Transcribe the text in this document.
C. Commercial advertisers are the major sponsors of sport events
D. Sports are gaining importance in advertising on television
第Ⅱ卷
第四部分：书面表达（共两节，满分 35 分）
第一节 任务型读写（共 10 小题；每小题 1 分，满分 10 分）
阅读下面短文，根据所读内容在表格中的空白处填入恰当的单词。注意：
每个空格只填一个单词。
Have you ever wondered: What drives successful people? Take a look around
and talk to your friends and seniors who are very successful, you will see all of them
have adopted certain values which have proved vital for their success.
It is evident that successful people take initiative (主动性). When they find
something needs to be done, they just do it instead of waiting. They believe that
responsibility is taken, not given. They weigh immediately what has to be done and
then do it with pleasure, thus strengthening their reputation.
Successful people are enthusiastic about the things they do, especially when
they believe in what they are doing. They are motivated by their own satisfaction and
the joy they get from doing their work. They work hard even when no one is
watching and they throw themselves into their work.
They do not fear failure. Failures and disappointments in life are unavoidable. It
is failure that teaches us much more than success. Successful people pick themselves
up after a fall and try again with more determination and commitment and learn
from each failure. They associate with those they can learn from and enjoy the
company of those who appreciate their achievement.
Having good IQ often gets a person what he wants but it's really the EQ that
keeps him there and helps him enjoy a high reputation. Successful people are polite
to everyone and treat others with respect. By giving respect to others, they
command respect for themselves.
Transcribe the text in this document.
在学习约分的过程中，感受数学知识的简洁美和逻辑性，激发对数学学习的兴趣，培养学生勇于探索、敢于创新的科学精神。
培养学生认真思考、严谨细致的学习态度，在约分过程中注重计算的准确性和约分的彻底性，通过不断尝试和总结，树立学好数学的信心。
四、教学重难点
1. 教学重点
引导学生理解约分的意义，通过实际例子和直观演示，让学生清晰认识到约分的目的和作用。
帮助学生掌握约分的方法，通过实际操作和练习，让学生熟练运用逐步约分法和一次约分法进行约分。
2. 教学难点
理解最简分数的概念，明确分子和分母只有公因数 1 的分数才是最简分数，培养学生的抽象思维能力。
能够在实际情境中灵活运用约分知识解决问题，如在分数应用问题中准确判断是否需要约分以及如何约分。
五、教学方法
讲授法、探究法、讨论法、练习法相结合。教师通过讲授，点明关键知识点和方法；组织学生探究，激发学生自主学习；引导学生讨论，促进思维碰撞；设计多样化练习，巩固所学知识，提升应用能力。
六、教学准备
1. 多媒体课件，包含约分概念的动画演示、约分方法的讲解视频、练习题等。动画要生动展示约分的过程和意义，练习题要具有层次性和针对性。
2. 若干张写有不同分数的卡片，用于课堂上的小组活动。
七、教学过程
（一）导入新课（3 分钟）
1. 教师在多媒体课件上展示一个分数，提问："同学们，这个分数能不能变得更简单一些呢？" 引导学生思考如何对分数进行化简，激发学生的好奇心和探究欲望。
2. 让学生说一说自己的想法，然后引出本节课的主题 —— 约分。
——
Task objective: Copy all of the data exactly.

The response:
Transcribe the text in this document.
C. Commercial advertisers are the major sponsors of sport events
D. Sports are gaining importance in advertising on television
第Ⅱ卷
第四部分：书面表达（共两节，满分 35 分）
第一节 任务型读写（共 10 小题；每小题 1 分，满分 10 分）
阅读下面短文，根据所读内容在表格中的空白处填入恰当的单词。注意：
每个空格只填一个单词。
Have you ever wondered: What drives successful people? Take a look around
and talk to your friends and seniors who are very successful, you will see all of them
have adopted certain values which have proved vital for their success.
It is evident that successful people take initiative (主动性). When they find
something needs to be done, they just do it instead of waiting. They believe that
responsibility is taken, not given. They weigh immediately what has to be done and
then do it with pleasure, thus strengthening their reputation.
Successful people are enthusiastic about the things they do, especially when
they believe in what they are doing. They are motivated by their own satisfaction and
the joy they get from doing their work. They work hard even when no one is
watching and they throw themselves into their work.
They do not fear failure. Failures and disappointments in life are unavoidable. It
is failure that teaches us much more than success. Successful people pick themselves
up after a fall and try again with more determination and commitment and learn
from each failure. They associate with those they can learn from and enjoy the
company of those who appreciate their achievement.
Having good IQ often gets a person what he wants but it's really the EQ that
keeps him there and helps him enjoy a high reputation. Successful people are polite
to everyone and treat others with respect. By giving respect to others, they
command respect for themselves.
Transcribe the text in this document.
在学习约分的过程中，感受数学知识的简洁美和逻辑性，激发对数学学习的兴趣，培养学生勇于探索、敢于创新的科学精神。
培养学生认真思考、严谨细致的学习态度，在约分过程中注重计算的准确性和约分的彻底性，通过不断尝试和总结，树立学好数学的信心。
四、教学重难点
1. 教学重点
引导学生理解约分的意义，通过实际例子和直观演示，让学生清晰认识到约分的目的和作用。
帮助学生掌握约分的方法，通过实际操作和练习，让学生熟练运用逐步约分法和一次约分法进行约分。
2. 教学难点
理解最简分数的概念，明确分子和分母只有公因数 1 的分数才是最简分数，培养学生的抽象思维能力。
能够在实际情境中灵活运用约分知识解决问题，如在分数应用问题中准确判断是否需要约分以及如何约分。
五、教学方法
讲授法、探究法、讨论法、练习法相结合。教师通过讲授，点明关键知识点和方法；组织学生探究，激发学生自主学习；引导学生讨论，促进思维碰撞；设计多样化练习，巩固所学知识，提升应用能力。
六、教学准备
1. 多媒体课件，包含约分概念的动画演示、约分方法的讲解视频、练习题等。动画要生动展示约分的过程和意义，练习题要具有层次性和针对性。
2. 若干张写有不同分数的卡片，用于课堂上的小组活动。
七、教学过程
（一）导入新课（3 分钟）
1. 教师在多媒体课件上展示一个分数，提问："同学们，这个分数能不能变得更简单一些呢？" 引导学生思考如何对分数进行化简，激发学生的好奇心和探究欲望。
2. 让学生说一说自己的想法，然后引出本节课的主题 —— 约分。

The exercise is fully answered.